++++ MATERIAL SHOWN ++++

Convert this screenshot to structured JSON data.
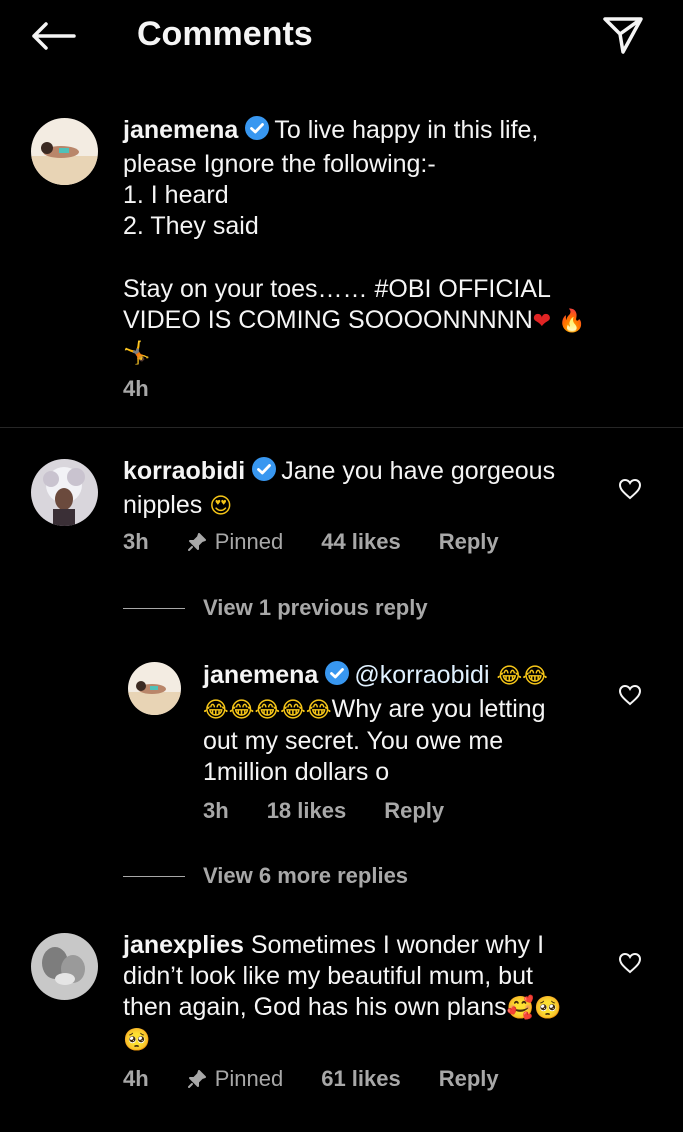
{
  "header": {
    "title": "Comments",
    "back_icon": "back-arrow-icon",
    "send_icon": "send-icon"
  },
  "colors": {
    "verified": "#3897f0",
    "muted": "#a8a8a8",
    "background": "#000000"
  },
  "caption": {
    "username": "janemena",
    "verified": true,
    "line1": "To live happy in this life,",
    "line2": "please Ignore the following:-",
    "line3": "1.  I heard",
    "line4": "2. They said",
    "line5": "Stay on your toes…… #OBI OFFICIAL",
    "line6": "VIDEO IS COMING SOOOONNNNN",
    "emoji_heart": "❤",
    "emoji_fire": "🔥",
    "emoji_person": "🤸",
    "time": "4h"
  },
  "comment1": {
    "username": "korraobidi",
    "verified": true,
    "text_a": "Jane you have gorgeous",
    "text_b": "nipples",
    "emoji": "😍",
    "time": "3h",
    "pinned": "Pinned",
    "likes": "44 likes",
    "reply": "Reply",
    "view_previous": "View 1 previous reply"
  },
  "reply1": {
    "username": "janemena",
    "verified": true,
    "mention": "@korraobidi",
    "emoji_lol": "😂",
    "text_a": "Why are you letting",
    "text_b": "out my secret. You owe me",
    "text_c": "1million dollars o",
    "time": "3h",
    "likes": "18 likes",
    "reply": "Reply",
    "view_more": "View 6 more replies"
  },
  "comment2": {
    "username": "janexplies",
    "text_a": "Sometimes I wonder why I",
    "text_b": "didn’t look like my beautiful mum, but",
    "text_c": "then again, God has his own plans",
    "emoji_love": "🥰",
    "emoji_plead": "🥺",
    "time": "4h",
    "pinned": "Pinned",
    "likes": "61 likes",
    "reply": "Reply"
  }
}
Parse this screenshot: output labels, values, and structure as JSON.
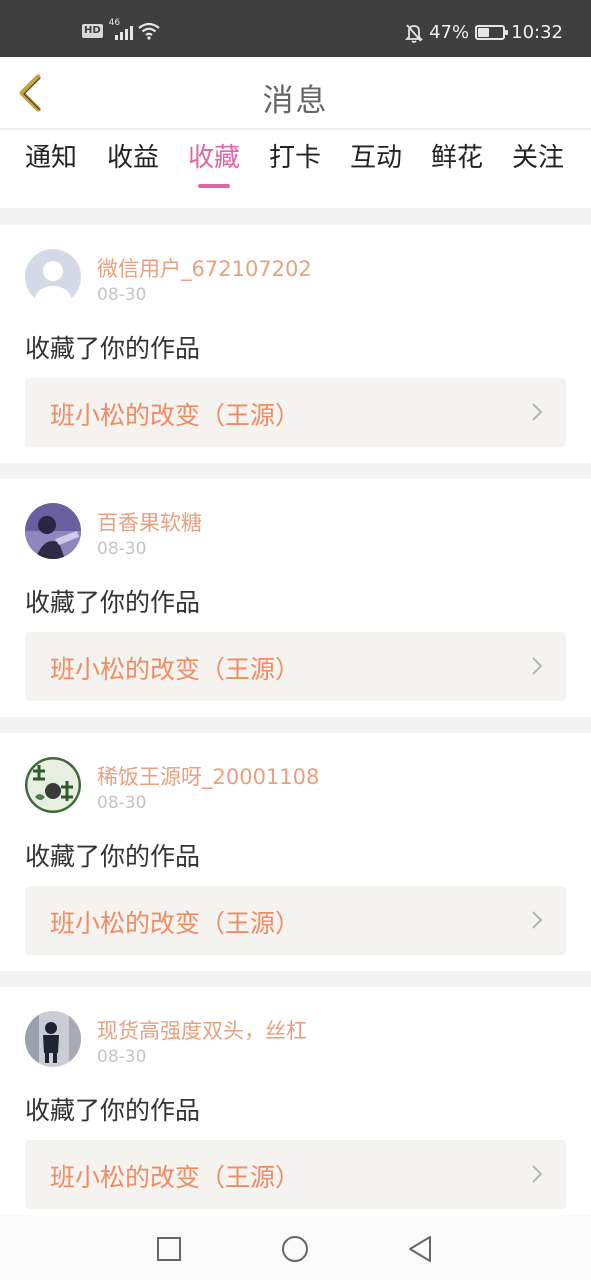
{
  "status_bar": {
    "network_badge": "HD",
    "network_type": "46",
    "battery_percent": "47%",
    "battery_level": 0.47,
    "time": "10:32"
  },
  "header": {
    "title": "消息",
    "back_icon": "chevron-left-icon"
  },
  "tabs": [
    {
      "label": "通知",
      "active": false
    },
    {
      "label": "收益",
      "active": false
    },
    {
      "label": "收藏",
      "active": true
    },
    {
      "label": "打卡",
      "active": false
    },
    {
      "label": "互动",
      "active": false
    },
    {
      "label": "鲜花",
      "active": false
    },
    {
      "label": "关注",
      "active": false
    }
  ],
  "feed": [
    {
      "username": "微信用户_672107202",
      "date": "08-30",
      "action": "收藏了你的作品",
      "work_title": "班小松的改变（王源）",
      "avatar": "default-avatar"
    },
    {
      "username": "百香果软糖",
      "date": "08-30",
      "action": "收藏了你的作品",
      "work_title": "班小松的改变（王源）",
      "avatar": "photo-avatar"
    },
    {
      "username": "稀饭王源呀_20001108",
      "date": "08-30",
      "action": "收藏了你的作品",
      "work_title": "班小松的改变（王源）",
      "avatar": "photo-avatar"
    },
    {
      "username": "现货高强度双头，丝杠",
      "date": "08-30",
      "action": "收藏了你的作品",
      "work_title": "班小松的改变（王源）",
      "avatar": "photo-avatar"
    }
  ],
  "nav_bar": {
    "recents_icon": "square-icon",
    "home_icon": "circle-icon",
    "back_icon": "triangle-back-icon"
  },
  "colors": {
    "accent": "#e065a4",
    "username": "#e8a07e",
    "work_title": "#f08c62"
  }
}
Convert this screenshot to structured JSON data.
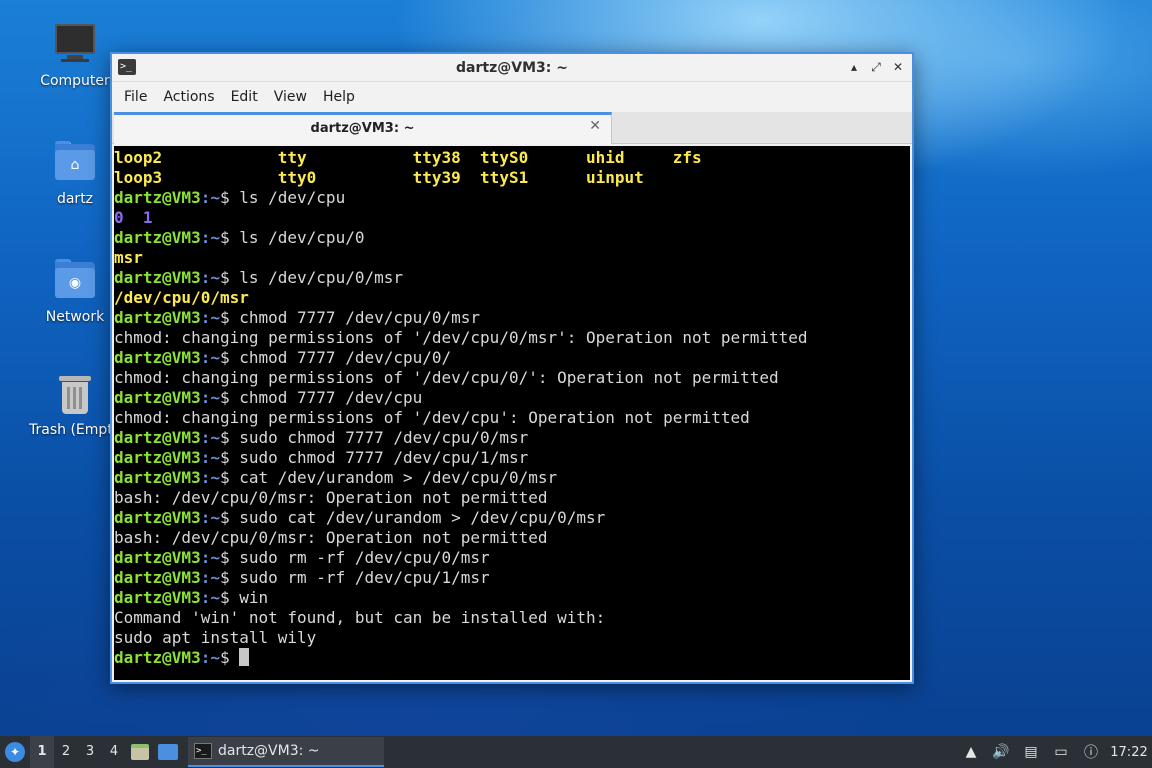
{
  "desktop": {
    "icons": [
      {
        "label": "Computer",
        "icon": "computer-icon"
      },
      {
        "label": "dartz",
        "icon": "home-folder-icon"
      },
      {
        "label": "Network",
        "icon": "network-folder-icon"
      },
      {
        "label": "Trash (Empty)",
        "icon": "trash-icon"
      }
    ]
  },
  "window": {
    "title": "dartz@VM3: ~",
    "controls": {
      "minimize": "▴",
      "maximize": "⤢",
      "close": "✕"
    },
    "menu": [
      "File",
      "Actions",
      "Edit",
      "View",
      "Help"
    ],
    "tab": {
      "label": "dartz@VM3: ~",
      "close": "✕"
    }
  },
  "terminal": {
    "user": "dartz@VM3",
    "path": ":~",
    "prompt_end": "$ ",
    "dev_listing": [
      [
        "loop2",
        "tty",
        "tty38",
        "ttyS0",
        "uhid",
        "zfs"
      ],
      [
        "loop3",
        "tty0",
        "tty39",
        "ttyS1",
        "uinput",
        ""
      ]
    ],
    "lines": [
      {
        "type": "cmd",
        "text": "ls /dev/cpu"
      },
      {
        "type": "cpu_dirs",
        "a": "0",
        "b": "1"
      },
      {
        "type": "cmd",
        "text": "ls /dev/cpu/0"
      },
      {
        "type": "yellow",
        "text": "msr"
      },
      {
        "type": "cmd",
        "text": "ls /dev/cpu/0/msr"
      },
      {
        "type": "yellow",
        "text": "/dev/cpu/0/msr"
      },
      {
        "type": "cmd",
        "text": "chmod 7777 /dev/cpu/0/msr"
      },
      {
        "type": "out",
        "text": "chmod: changing permissions of '/dev/cpu/0/msr': Operation not permitted"
      },
      {
        "type": "cmd",
        "text": "chmod 7777 /dev/cpu/0/"
      },
      {
        "type": "out",
        "text": "chmod: changing permissions of '/dev/cpu/0/': Operation not permitted"
      },
      {
        "type": "cmd",
        "text": "chmod 7777 /dev/cpu"
      },
      {
        "type": "out",
        "text": "chmod: changing permissions of '/dev/cpu': Operation not permitted"
      },
      {
        "type": "cmd",
        "text": "sudo chmod 7777 /dev/cpu/0/msr"
      },
      {
        "type": "cmd",
        "text": "sudo chmod 7777 /dev/cpu/1/msr"
      },
      {
        "type": "cmd",
        "text": "cat /dev/urandom > /dev/cpu/0/msr"
      },
      {
        "type": "out",
        "text": "bash: /dev/cpu/0/msr: Operation not permitted"
      },
      {
        "type": "cmd",
        "text": "sudo cat /dev/urandom > /dev/cpu/0/msr"
      },
      {
        "type": "out",
        "text": "bash: /dev/cpu/0/msr: Operation not permitted"
      },
      {
        "type": "cmd",
        "text": "sudo rm -rf /dev/cpu/0/msr"
      },
      {
        "type": "cmd",
        "text": "sudo rm -rf /dev/cpu/1/msr"
      },
      {
        "type": "cmd",
        "text": "win"
      },
      {
        "type": "out",
        "text": "Command 'win' not found, but can be installed with:"
      },
      {
        "type": "out",
        "text": "sudo apt install wily"
      },
      {
        "type": "cmd_cursor",
        "text": ""
      }
    ]
  },
  "taskbar": {
    "workspaces": [
      "1",
      "2",
      "3",
      "4"
    ],
    "active_workspace": "1",
    "task_label": "dartz@VM3: ~",
    "tray": {
      "volume": "🔊",
      "clock": "17:22"
    }
  }
}
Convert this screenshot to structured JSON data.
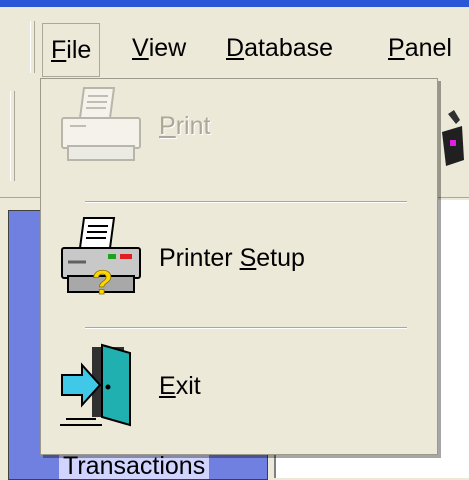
{
  "menubar": {
    "items": [
      {
        "label": "File",
        "underline": "F",
        "rest": "ile"
      },
      {
        "label": "View",
        "underline": "V",
        "rest": "iew"
      },
      {
        "label": "Database",
        "underline": "D",
        "rest": "atabase"
      },
      {
        "label": "Panel",
        "underline": "P",
        "rest": "anel"
      }
    ]
  },
  "file_menu": {
    "items": [
      {
        "label": "Print",
        "before": "",
        "underline": "P",
        "after": "rint",
        "enabled": false,
        "icon": "printer-icon"
      },
      {
        "label": "Printer Setup",
        "before": "Printer ",
        "underline": "S",
        "after": "etup",
        "enabled": true,
        "icon": "printer-setup-icon"
      },
      {
        "label": "Exit",
        "before": "",
        "underline": "E",
        "after": "xit",
        "enabled": true,
        "icon": "exit-door-icon"
      }
    ]
  },
  "left_panel": {
    "label": "Transactions"
  },
  "colors": {
    "title_bar": "#2a56d8",
    "menu_bg": "#ece9d8",
    "panel_blue": "#7080e0"
  }
}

++++

- **BRIEF**: From the data, list each line in which the string "permitted" appears.

- **SOLUTION TO THIS PROBLEM**:
        "text": "chmod: changing permissions of '/dev/cpu/0/msr': Operation not permitted"
        "text": "chmod: changing permissions of '/dev/cpu/0/': Operation not permitted"
        "text": "chmod: changing permissions of '/dev/cpu': Operation not permitted"
        "text": "bash: /dev/cpu/0/msr: Operation not permitted"
        "text": "bash: /dev/cpu/0/msr: Operation not permitted"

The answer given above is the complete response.